◆ MATERIAL FOR THIS EXERCISE ◆
━━━━━━

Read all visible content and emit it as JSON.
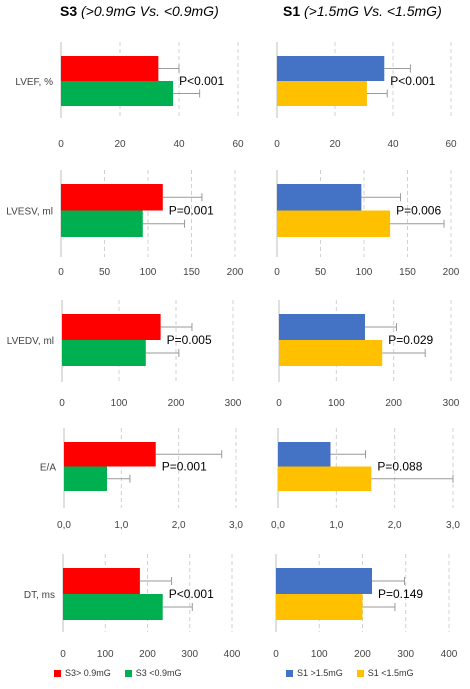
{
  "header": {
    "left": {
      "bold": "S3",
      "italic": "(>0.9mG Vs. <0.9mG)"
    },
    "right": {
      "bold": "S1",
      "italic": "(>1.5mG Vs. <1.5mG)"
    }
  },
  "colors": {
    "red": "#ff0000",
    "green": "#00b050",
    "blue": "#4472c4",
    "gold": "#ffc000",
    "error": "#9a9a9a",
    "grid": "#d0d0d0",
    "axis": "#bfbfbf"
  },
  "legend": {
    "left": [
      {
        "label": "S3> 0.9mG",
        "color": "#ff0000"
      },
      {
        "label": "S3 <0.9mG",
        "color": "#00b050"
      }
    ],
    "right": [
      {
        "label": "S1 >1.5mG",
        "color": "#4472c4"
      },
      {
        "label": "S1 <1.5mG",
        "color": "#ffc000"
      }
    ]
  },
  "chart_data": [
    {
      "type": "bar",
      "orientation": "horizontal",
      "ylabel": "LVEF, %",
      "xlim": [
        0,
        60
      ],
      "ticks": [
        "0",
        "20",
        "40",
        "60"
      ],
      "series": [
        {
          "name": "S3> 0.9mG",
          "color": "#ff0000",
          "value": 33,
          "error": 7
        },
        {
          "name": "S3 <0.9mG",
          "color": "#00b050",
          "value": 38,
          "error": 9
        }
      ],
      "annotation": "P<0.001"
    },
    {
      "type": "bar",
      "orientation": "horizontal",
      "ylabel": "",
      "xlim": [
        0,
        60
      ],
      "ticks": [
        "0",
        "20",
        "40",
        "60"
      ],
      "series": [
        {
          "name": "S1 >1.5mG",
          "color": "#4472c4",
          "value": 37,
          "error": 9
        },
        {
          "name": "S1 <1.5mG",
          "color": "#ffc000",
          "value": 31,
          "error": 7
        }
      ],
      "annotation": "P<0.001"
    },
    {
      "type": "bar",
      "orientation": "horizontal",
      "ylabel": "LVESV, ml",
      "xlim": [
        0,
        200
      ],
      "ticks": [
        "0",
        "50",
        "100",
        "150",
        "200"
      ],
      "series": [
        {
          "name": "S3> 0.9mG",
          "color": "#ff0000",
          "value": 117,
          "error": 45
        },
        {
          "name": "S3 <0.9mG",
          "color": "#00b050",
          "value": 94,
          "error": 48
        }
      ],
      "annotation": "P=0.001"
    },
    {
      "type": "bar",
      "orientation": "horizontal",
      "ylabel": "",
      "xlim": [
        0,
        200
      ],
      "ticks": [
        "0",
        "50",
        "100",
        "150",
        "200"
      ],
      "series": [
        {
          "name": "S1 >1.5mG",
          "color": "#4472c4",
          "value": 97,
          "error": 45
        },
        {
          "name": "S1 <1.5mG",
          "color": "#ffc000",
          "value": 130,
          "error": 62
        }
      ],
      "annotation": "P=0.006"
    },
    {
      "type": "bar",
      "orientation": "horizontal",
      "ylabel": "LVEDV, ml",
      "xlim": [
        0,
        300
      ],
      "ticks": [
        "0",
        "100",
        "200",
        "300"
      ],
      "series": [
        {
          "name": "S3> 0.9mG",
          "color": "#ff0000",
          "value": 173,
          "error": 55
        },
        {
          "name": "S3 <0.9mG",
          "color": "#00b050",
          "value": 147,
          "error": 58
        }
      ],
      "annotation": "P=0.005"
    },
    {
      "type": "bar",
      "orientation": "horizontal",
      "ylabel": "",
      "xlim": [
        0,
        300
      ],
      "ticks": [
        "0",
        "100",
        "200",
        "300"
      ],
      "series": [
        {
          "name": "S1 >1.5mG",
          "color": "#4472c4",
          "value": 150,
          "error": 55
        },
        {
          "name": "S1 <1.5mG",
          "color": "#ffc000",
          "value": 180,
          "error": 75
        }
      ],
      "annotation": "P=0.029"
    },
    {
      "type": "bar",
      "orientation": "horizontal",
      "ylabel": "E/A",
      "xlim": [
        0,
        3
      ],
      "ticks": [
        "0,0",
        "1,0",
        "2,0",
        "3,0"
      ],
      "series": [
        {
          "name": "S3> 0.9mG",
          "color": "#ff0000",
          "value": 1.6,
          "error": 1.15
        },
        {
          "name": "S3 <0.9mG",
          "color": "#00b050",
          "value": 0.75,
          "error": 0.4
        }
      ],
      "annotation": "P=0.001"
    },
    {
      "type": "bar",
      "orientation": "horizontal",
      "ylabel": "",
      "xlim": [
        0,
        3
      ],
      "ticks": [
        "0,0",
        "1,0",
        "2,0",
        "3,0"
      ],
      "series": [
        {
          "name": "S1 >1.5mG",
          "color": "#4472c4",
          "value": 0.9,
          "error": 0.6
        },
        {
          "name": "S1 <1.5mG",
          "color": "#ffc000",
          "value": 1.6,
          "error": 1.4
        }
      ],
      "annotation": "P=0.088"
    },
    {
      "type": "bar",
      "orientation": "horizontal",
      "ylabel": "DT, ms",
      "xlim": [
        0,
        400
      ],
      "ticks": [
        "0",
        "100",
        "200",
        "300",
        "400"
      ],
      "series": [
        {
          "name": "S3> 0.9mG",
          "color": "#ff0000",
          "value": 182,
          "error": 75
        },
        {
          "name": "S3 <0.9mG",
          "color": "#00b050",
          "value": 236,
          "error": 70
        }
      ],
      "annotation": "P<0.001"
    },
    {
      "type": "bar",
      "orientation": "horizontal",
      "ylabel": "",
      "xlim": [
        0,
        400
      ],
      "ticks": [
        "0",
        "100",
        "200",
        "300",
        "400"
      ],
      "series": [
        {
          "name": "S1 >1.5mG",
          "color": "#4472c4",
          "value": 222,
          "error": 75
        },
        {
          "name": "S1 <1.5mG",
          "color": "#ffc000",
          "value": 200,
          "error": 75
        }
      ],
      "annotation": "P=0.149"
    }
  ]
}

━━━━━━

◆ GIVEN TASK ◆
Repeat each line of the records above exactly, but do not copy the pictures.

◆ FULL RESPONSE ◆
Read all visible content and emit it as JSON.
{
  "header": {
    "left": {
      "bold": "S3",
      "italic": "(>0.9mG Vs. <0.9mG)"
    },
    "right": {
      "bold": "S1",
      "italic": "(>1.5mG Vs. <1.5mG)"
    }
  },
  "colors": {
    "red": "#ff0000",
    "green": "#00b050",
    "blue": "#4472c4",
    "gold": "#ffc000",
    "error": "#9a9a9a",
    "grid": "#d0d0d0",
    "axis": "#bfbfbf"
  },
  "legend": {
    "left": [
      {
        "label": "S3> 0.9mG",
        "color": "#ff0000"
      },
      {
        "label": "S3 <0.9mG",
        "color": "#00b050"
      }
    ],
    "right": [
      {
        "label": "S1 >1.5mG",
        "color": "#4472c4"
      },
      {
        "label": "S1 <1.5mG",
        "color": "#ffc000"
      }
    ]
  },
  "chart_data": [
    {
      "type": "bar",
      "orientation": "horizontal",
      "ylabel": "LVEF, %",
      "xlim": [
        0,
        60
      ],
      "ticks": [
        "0",
        "20",
        "40",
        "60"
      ],
      "series": [
        {
          "name": "S3> 0.9mG",
          "color": "#ff0000",
          "value": 33,
          "error": 7
        },
        {
          "name": "S3 <0.9mG",
          "color": "#00b050",
          "value": 38,
          "error": 9
        }
      ],
      "annotation": "P<0.001"
    },
    {
      "type": "bar",
      "orientation": "horizontal",
      "ylabel": "",
      "xlim": [
        0,
        60
      ],
      "ticks": [
        "0",
        "20",
        "40",
        "60"
      ],
      "series": [
        {
          "name": "S1 >1.5mG",
          "color": "#4472c4",
          "value": 37,
          "error": 9
        },
        {
          "name": "S1 <1.5mG",
          "color": "#ffc000",
          "value": 31,
          "error": 7
        }
      ],
      "annotation": "P<0.001"
    },
    {
      "type": "bar",
      "orientation": "horizontal",
      "ylabel": "LVESV, ml",
      "xlim": [
        0,
        200
      ],
      "ticks": [
        "0",
        "50",
        "100",
        "150",
        "200"
      ],
      "series": [
        {
          "name": "S3> 0.9mG",
          "color": "#ff0000",
          "value": 117,
          "error": 45
        },
        {
          "name": "S3 <0.9mG",
          "color": "#00b050",
          "value": 94,
          "error": 48
        }
      ],
      "annotation": "P=0.001"
    },
    {
      "type": "bar",
      "orientation": "horizontal",
      "ylabel": "",
      "xlim": [
        0,
        200
      ],
      "ticks": [
        "0",
        "50",
        "100",
        "150",
        "200"
      ],
      "series": [
        {
          "name": "S1 >1.5mG",
          "color": "#4472c4",
          "value": 97,
          "error": 45
        },
        {
          "name": "S1 <1.5mG",
          "color": "#ffc000",
          "value": 130,
          "error": 62
        }
      ],
      "annotation": "P=0.006"
    },
    {
      "type": "bar",
      "orientation": "horizontal",
      "ylabel": "LVEDV, ml",
      "xlim": [
        0,
        300
      ],
      "ticks": [
        "0",
        "100",
        "200",
        "300"
      ],
      "series": [
        {
          "name": "S3> 0.9mG",
          "color": "#ff0000",
          "value": 173,
          "error": 55
        },
        {
          "name": "S3 <0.9mG",
          "color": "#00b050",
          "value": 147,
          "error": 58
        }
      ],
      "annotation": "P=0.005"
    },
    {
      "type": "bar",
      "orientation": "horizontal",
      "ylabel": "",
      "xlim": [
        0,
        300
      ],
      "ticks": [
        "0",
        "100",
        "200",
        "300"
      ],
      "series": [
        {
          "name": "S1 >1.5mG",
          "color": "#4472c4",
          "value": 150,
          "error": 55
        },
        {
          "name": "S1 <1.5mG",
          "color": "#ffc000",
          "value": 180,
          "error": 75
        }
      ],
      "annotation": "P=0.029"
    },
    {
      "type": "bar",
      "orientation": "horizontal",
      "ylabel": "E/A",
      "xlim": [
        0,
        3
      ],
      "ticks": [
        "0,0",
        "1,0",
        "2,0",
        "3,0"
      ],
      "series": [
        {
          "name": "S3> 0.9mG",
          "color": "#ff0000",
          "value": 1.6,
          "error": 1.15
        },
        {
          "name": "S3 <0.9mG",
          "color": "#00b050",
          "value": 0.75,
          "error": 0.4
        }
      ],
      "annotation": "P=0.001"
    },
    {
      "type": "bar",
      "orientation": "horizontal",
      "ylabel": "",
      "xlim": [
        0,
        3
      ],
      "ticks": [
        "0,0",
        "1,0",
        "2,0",
        "3,0"
      ],
      "series": [
        {
          "name": "S1 >1.5mG",
          "color": "#4472c4",
          "value": 0.9,
          "error": 0.6
        },
        {
          "name": "S1 <1.5mG",
          "color": "#ffc000",
          "value": 1.6,
          "error": 1.4
        }
      ],
      "annotation": "P=0.088"
    },
    {
      "type": "bar",
      "orientation": "horizontal",
      "ylabel": "DT, ms",
      "xlim": [
        0,
        400
      ],
      "ticks": [
        "0",
        "100",
        "200",
        "300",
        "400"
      ],
      "series": [
        {
          "name": "S3> 0.9mG",
          "color": "#ff0000",
          "value": 182,
          "error": 75
        },
        {
          "name": "S3 <0.9mG",
          "color": "#00b050",
          "value": 236,
          "error": 70
        }
      ],
      "annotation": "P<0.001"
    },
    {
      "type": "bar",
      "orientation": "horizontal",
      "ylabel": "",
      "xlim": [
        0,
        400
      ],
      "ticks": [
        "0",
        "100",
        "200",
        "300",
        "400"
      ],
      "series": [
        {
          "name": "S1 >1.5mG",
          "color": "#4472c4",
          "value": 222,
          "error": 75
        },
        {
          "name": "S1 <1.5mG",
          "color": "#ffc000",
          "value": 200,
          "error": 75
        }
      ],
      "annotation": "P=0.149"
    }
  ]
}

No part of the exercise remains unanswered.